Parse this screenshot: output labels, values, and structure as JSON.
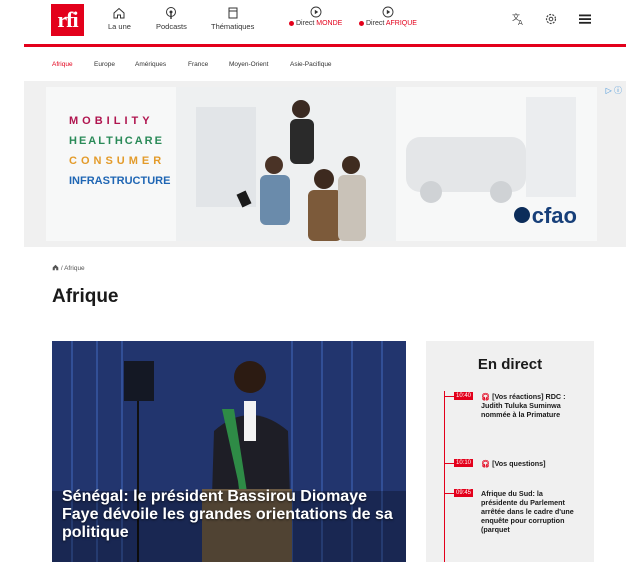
{
  "header": {
    "logo": "rfi",
    "nav": [
      {
        "label": "La une",
        "icon": "home-icon"
      },
      {
        "label": "Podcasts",
        "icon": "podcast-icon"
      },
      {
        "label": "Thématiques",
        "icon": "bookmark-icon"
      }
    ],
    "live": [
      {
        "prefix": "Direct",
        "name": "MONDE",
        "icon": "play-circle-icon"
      },
      {
        "prefix": "Direct",
        "name": "AFRIQUE",
        "icon": "play-circle-icon"
      }
    ],
    "tools": [
      "translate-icon",
      "gear-icon",
      "menu-icon"
    ]
  },
  "subnav": [
    "Afrique",
    "Europe",
    "Amériques",
    "France",
    "Moyen-Orient",
    "Asie-Pacifique"
  ],
  "ad": {
    "words": [
      "MOBILITY",
      "HEALTHCARE",
      "CONSUMER",
      "INFRASTRUCTURE"
    ],
    "brand": "cfao",
    "choice": "▷ ⓘ"
  },
  "breadcrumb": {
    "home_icon": "home-icon",
    "sep": "/",
    "current": "Afrique"
  },
  "page_title": "Afrique",
  "hero": {
    "headline": "Sénégal: le président Bassirou Diomaye Faye dévoile les grandes orientations de sa politique"
  },
  "live_panel": {
    "title": "En direct",
    "items": [
      {
        "time": "10:40",
        "headphone": true,
        "text": "[Vos réactions] RDC : Judith Tuluka Suminwa nommée à la Primature"
      },
      {
        "time": "10:10",
        "headphone": true,
        "text": "[Vos questions]"
      },
      {
        "time": "09:45",
        "headphone": false,
        "text": "Afrique du Sud: la présidente du Parlement arrêtée dans le cadre d'une enquête pour corruption (parquet"
      }
    ]
  },
  "colors": {
    "brand_red": "#e3001b",
    "ad_navy": "#173f79"
  }
}
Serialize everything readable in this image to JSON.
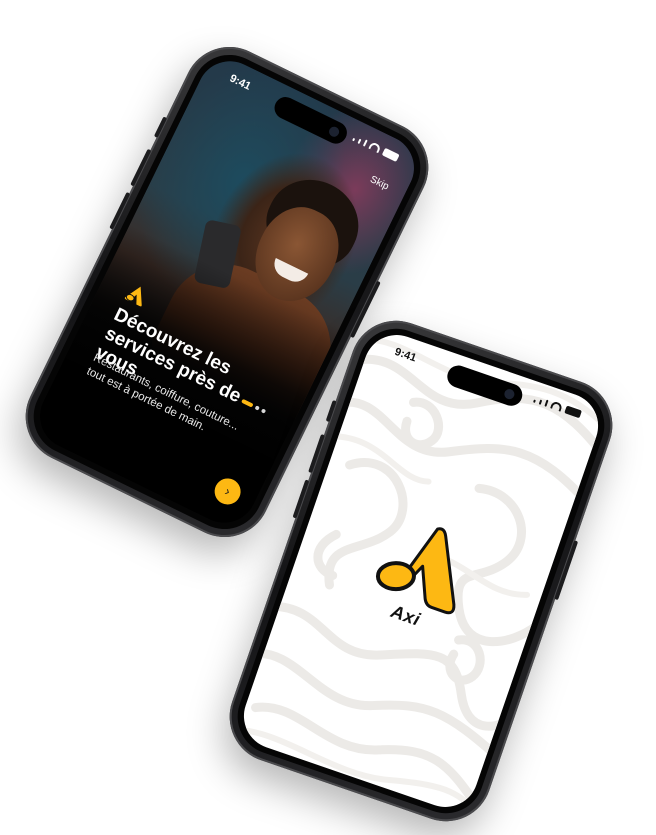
{
  "colors": {
    "accent": "#FDB813",
    "dark": "#111111",
    "topo_lines": "#ECEAE7"
  },
  "onboarding_phone": {
    "status": {
      "time": "9:41"
    },
    "skip_label": "Skip",
    "logo_icon": "axi-logo-icon",
    "title": "Découvrez les services près de vous",
    "subtitle": "Restaurants, coiffure, couture... tout est à portée de main.",
    "pager": {
      "count": 3,
      "active": 1
    },
    "next_icon": "chevron-right-icon"
  },
  "splash_phone": {
    "status": {
      "time": "9:41"
    },
    "logo_icon": "axi-logo-icon",
    "app_name": "Axi"
  }
}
++++++++
- **What the exercise asks**:
In the listing, find every line containing the word "this" and list it.

- **Full output**:
Parse this screenshot: output labels, values, and structure as JSON.
Serialize everything readable in this image to JSON.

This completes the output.